→ CHALLENGE:
Every line of the material that follows must be printed again exactly.

→ MATERIAL:
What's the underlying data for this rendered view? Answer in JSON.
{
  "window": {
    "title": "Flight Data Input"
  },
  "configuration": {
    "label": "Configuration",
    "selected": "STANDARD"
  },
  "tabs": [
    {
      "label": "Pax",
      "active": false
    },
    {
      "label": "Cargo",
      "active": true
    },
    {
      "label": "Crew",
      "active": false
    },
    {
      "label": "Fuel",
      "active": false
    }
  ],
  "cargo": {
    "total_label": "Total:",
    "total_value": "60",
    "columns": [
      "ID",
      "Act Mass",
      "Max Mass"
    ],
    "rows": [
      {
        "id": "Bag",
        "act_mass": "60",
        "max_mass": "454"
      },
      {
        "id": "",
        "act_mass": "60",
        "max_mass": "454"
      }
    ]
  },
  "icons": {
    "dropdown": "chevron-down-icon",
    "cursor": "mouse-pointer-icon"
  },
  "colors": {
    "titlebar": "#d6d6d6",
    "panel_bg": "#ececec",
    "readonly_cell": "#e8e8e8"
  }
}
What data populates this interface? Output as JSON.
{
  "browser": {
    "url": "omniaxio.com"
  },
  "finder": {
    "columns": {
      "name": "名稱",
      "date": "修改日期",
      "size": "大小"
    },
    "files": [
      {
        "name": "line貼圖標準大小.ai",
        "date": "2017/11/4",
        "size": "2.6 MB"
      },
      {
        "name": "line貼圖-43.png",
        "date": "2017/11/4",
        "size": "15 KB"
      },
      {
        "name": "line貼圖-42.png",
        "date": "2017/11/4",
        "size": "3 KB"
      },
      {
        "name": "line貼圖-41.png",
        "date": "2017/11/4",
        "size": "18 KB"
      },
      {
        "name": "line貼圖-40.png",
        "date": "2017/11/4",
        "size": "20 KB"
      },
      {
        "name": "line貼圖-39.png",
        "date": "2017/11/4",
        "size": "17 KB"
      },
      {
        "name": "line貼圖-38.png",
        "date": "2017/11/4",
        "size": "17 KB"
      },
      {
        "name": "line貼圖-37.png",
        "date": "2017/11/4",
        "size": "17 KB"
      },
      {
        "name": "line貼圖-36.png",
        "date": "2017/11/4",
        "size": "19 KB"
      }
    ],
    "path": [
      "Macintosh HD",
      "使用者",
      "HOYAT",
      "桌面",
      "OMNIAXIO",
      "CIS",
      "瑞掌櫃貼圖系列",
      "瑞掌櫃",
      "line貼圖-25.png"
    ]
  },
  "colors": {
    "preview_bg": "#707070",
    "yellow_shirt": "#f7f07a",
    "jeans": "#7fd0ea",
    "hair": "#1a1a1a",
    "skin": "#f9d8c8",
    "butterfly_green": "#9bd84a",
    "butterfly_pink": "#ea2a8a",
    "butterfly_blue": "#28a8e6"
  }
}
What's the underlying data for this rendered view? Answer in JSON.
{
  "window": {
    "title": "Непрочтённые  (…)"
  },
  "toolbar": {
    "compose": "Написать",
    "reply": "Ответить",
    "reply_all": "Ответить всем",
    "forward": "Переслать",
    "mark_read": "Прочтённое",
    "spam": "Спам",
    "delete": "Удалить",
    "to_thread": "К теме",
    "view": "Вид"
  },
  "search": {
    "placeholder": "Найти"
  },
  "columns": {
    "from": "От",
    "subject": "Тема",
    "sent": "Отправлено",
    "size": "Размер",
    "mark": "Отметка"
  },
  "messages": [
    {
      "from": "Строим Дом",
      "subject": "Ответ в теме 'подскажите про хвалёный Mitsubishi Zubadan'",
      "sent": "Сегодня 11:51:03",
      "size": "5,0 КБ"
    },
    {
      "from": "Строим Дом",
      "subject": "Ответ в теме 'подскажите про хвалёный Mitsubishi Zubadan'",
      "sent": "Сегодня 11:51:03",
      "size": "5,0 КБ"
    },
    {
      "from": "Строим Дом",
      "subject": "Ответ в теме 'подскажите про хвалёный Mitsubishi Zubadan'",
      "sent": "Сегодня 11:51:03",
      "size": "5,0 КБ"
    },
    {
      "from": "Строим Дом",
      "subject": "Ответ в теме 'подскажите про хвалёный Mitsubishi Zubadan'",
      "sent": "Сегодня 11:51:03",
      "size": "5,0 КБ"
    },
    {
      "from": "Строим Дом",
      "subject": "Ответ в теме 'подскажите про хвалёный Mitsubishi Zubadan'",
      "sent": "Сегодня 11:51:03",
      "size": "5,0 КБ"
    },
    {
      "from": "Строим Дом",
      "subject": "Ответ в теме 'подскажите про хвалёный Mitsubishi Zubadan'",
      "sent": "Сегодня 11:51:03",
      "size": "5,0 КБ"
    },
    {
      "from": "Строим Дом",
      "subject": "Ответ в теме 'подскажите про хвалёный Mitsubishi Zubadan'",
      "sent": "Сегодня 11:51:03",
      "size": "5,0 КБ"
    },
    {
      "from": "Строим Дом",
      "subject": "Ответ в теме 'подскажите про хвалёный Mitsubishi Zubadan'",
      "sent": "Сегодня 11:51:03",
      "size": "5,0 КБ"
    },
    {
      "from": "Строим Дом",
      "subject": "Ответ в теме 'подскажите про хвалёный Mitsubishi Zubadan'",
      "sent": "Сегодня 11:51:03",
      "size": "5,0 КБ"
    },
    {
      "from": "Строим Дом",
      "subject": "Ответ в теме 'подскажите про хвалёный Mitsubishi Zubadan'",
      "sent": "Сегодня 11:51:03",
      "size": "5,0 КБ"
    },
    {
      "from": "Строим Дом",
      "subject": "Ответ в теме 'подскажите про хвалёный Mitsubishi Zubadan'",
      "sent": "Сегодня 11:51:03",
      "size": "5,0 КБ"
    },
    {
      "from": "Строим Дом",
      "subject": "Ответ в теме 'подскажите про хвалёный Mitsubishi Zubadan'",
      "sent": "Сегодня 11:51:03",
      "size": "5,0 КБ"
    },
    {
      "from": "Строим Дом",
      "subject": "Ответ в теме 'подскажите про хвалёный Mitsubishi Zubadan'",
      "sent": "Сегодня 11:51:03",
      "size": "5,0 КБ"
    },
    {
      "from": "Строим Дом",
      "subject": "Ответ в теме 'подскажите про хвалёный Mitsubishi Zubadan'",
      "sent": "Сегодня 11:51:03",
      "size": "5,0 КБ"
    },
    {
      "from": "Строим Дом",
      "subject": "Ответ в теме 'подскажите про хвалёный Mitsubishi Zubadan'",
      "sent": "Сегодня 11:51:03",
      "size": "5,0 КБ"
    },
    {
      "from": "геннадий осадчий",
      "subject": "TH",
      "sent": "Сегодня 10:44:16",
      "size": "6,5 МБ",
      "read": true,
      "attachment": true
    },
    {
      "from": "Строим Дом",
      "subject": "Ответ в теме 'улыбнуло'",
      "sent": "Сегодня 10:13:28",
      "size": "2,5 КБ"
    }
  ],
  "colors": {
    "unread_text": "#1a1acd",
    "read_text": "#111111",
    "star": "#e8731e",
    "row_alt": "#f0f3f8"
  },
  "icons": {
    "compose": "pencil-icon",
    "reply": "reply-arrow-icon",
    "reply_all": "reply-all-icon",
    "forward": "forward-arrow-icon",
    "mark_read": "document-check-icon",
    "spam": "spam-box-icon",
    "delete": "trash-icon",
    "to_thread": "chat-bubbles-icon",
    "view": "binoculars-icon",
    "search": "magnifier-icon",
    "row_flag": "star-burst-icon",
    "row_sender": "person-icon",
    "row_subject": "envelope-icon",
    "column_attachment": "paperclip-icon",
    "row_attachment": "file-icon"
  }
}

→ OUTPUT FOR THIS TASK:
What's the underlying data for this rendered view? Answer in JSON.
{
  "window": {
    "title": "Flight Data Input"
  },
  "configuration": {
    "label": "Configuration",
    "selected": "STANDARD"
  },
  "tabs": [
    {
      "label": "Pax",
      "active": false
    },
    {
      "label": "Cargo",
      "active": true
    },
    {
      "label": "Crew",
      "active": false
    },
    {
      "label": "Fuel",
      "active": false
    }
  ],
  "cargo": {
    "total_label": "Total:",
    "total_value": "60",
    "columns": [
      "ID",
      "Act Mass",
      "Max Mass"
    ],
    "rows": [
      {
        "id": "Bag",
        "act_mass": "60",
        "max_mass": "454"
      },
      {
        "id": "",
        "act_mass": "60",
        "max_mass": "454"
      }
    ]
  },
  "icons": {
    "dropdown": "chevron-down-icon",
    "cursor": "mouse-pointer-icon"
  },
  "colors": {
    "titlebar": "#d6d6d6",
    "panel_bg": "#ececec",
    "readonly_cell": "#e8e8e8"
  }
}
What data populates this interface? Output as JSON.
{
  "browser": {
    "url": "omniaxio.com"
  },
  "finder": {
    "columns": {
      "name": "名稱",
      "date": "修改日期",
      "size": "大小"
    },
    "files": [
      {
        "name": "line貼圖標準大小.ai",
        "date": "2017/11/4",
        "size": "2.6 MB"
      },
      {
        "name": "line貼圖-43.png",
        "date": "2017/11/4",
        "size": "15 KB"
      },
      {
        "name": "line貼圖-42.png",
        "date": "2017/11/4",
        "size": "3 KB"
      },
      {
        "name": "line貼圖-41.png",
        "date": "2017/11/4",
        "size": "18 KB"
      },
      {
        "name": "line貼圖-40.png",
        "date": "2017/11/4",
        "size": "20 KB"
      },
      {
        "name": "line貼圖-39.png",
        "date": "2017/11/4",
        "size": "17 KB"
      },
      {
        "name": "line貼圖-38.png",
        "date": "2017/11/4",
        "size": "17 KB"
      },
      {
        "name": "line貼圖-37.png",
        "date": "2017/11/4",
        "size": "17 KB"
      },
      {
        "name": "line貼圖-36.png",
        "date": "2017/11/4",
        "size": "19 KB"
      }
    ],
    "path": [
      "Macintosh HD",
      "使用者",
      "HOYAT",
      "桌面",
      "OMNIAXIO",
      "CIS",
      "瑞掌櫃貼圖系列",
      "瑞掌櫃",
      "line貼圖-25.png"
    ]
  },
  "colors": {
    "preview_bg": "#707070",
    "yellow_shirt": "#f7f07a",
    "jeans": "#7fd0ea",
    "hair": "#1a1a1a",
    "skin": "#f9d8c8",
    "butterfly_green": "#9bd84a",
    "butterfly_pink": "#ea2a8a",
    "butterfly_blue": "#28a8e6"
  }
}
What's the underlying data for this rendered view? Answer in JSON.
{
  "window": {
    "title": "Непрочтённые  (…)"
  },
  "toolbar": {
    "compose": "Написать",
    "reply": "Ответить",
    "reply_all": "Ответить всем",
    "forward": "Переслать",
    "mark_read": "Прочтённое",
    "spam": "Спам",
    "delete": "Удалить",
    "to_thread": "К теме",
    "view": "Вид"
  },
  "search": {
    "placeholder": "Найти"
  },
  "columns": {
    "from": "От",
    "subject": "Тема",
    "sent": "Отправлено",
    "size": "Размер",
    "mark": "Отметка"
  },
  "messages": [
    {
      "from": "Строим Дом",
      "subject": "Ответ в теме 'подскажите про хвалёный Mitsubishi Zubadan'",
      "sent": "Сегодня 11:51:03",
      "size": "5,0 КБ"
    },
    {
      "from": "Строим Дом",
      "subject": "Ответ в теме 'подскажите про хвалёный Mitsubishi Zubadan'",
      "sent": "Сегодня 11:51:03",
      "size": "5,0 КБ"
    },
    {
      "from": "Строим Дом",
      "subject": "Ответ в теме 'подскажите про хвалёный Mitsubishi Zubadan'",
      "sent": "Сегодня 11:51:03",
      "size": "5,0 КБ"
    },
    {
      "from": "Строим Дом",
      "subject": "Ответ в теме 'подскажите про хвалёный Mitsubishi Zubadan'",
      "sent": "Сегодня 11:51:03",
      "size": "5,0 КБ"
    },
    {
      "from": "Строим Дом",
      "subject": "Ответ в теме 'подскажите про хвалёный Mitsubishi Zubadan'",
      "sent": "Сегодня 11:51:03",
      "size": "5,0 КБ"
    },
    {
      "from": "Строим Дом",
      "subject": "Ответ в теме 'подскажите про хвалёный Mitsubishi Zubadan'",
      "sent": "Сегодня 11:51:03",
      "size": "5,0 КБ"
    },
    {
      "from": "Строим Дом",
      "subject": "Ответ в теме 'подскажите про хвалёный Mitsubishi Zubadan'",
      "sent": "Сегодня 11:51:03",
      "size": "5,0 КБ"
    },
    {
      "from": "Строим Дом",
      "subject": "Ответ в теме 'подскажите про хвалёный Mitsubishi Zubadan'",
      "sent": "Сегодня 11:51:03",
      "size": "5,0 КБ"
    },
    {
      "from": "Строим Дом",
      "subject": "Ответ в теме 'подскажите про хвалёный Mitsubishi Zubadan'",
      "sent": "Сегодня 11:51:03",
      "size": "5,0 КБ"
    },
    {
      "from": "Строим Дом",
      "subject": "Ответ в теме 'подскажите про хвалёный Mitsubishi Zubadan'",
      "sent": "Сегодня 11:51:03",
      "size": "5,0 КБ"
    },
    {
      "from": "Строим Дом",
      "subject": "Ответ в теме 'подскажите про хвалёный Mitsubishi Zubadan'",
      "sent": "Сегодня 11:51:03",
      "size": "5,0 КБ"
    },
    {
      "from": "Строим Дом",
      "subject": "Ответ в теме 'подскажите про хвалёный Mitsubishi Zubadan'",
      "sent": "Сегодня 11:51:03",
      "size": "5,0 КБ"
    },
    {
      "from": "Строим Дом",
      "subject": "Ответ в теме 'подскажите про хвалёный Mitsubishi Zubadan'",
      "sent": "Сегодня 11:51:03",
      "size": "5,0 КБ"
    },
    {
      "from": "Строим Дом",
      "subject": "Ответ в теме 'подскажите про хвалёный Mitsubishi Zubadan'",
      "sent": "Сегодня 11:51:03",
      "size": "5,0 КБ"
    },
    {
      "from": "Строим Дом",
      "subject": "Ответ в теме 'подскажите про хвалёный Mitsubishi Zubadan'",
      "sent": "Сегодня 11:51:03",
      "size": "5,0 КБ"
    },
    {
      "from": "геннадий осадчий",
      "subject": "TH",
      "sent": "Сегодня 10:44:16",
      "size": "6,5 МБ",
      "read": true,
      "attachment": true
    },
    {
      "from": "Строим Дом",
      "subject": "Ответ в теме 'улыбнуло'",
      "sent": "Сегодня 10:13:28",
      "size": "2,5 КБ"
    }
  ],
  "colors": {
    "unread_text": "#1a1acd",
    "read_text": "#111111",
    "star": "#e8731e",
    "row_alt": "#f0f3f8"
  },
  "icons": {
    "compose": "pencil-icon",
    "reply": "reply-arrow-icon",
    "reply_all": "reply-all-icon",
    "forward": "forward-arrow-icon",
    "mark_read": "document-check-icon",
    "spam": "spam-box-icon",
    "delete": "trash-icon",
    "to_thread": "chat-bubbles-icon",
    "view": "binoculars-icon",
    "search": "magnifier-icon",
    "row_flag": "star-burst-icon",
    "row_sender": "person-icon",
    "row_subject": "envelope-icon",
    "column_attachment": "paperclip-icon",
    "row_attachment": "file-icon"
  }
}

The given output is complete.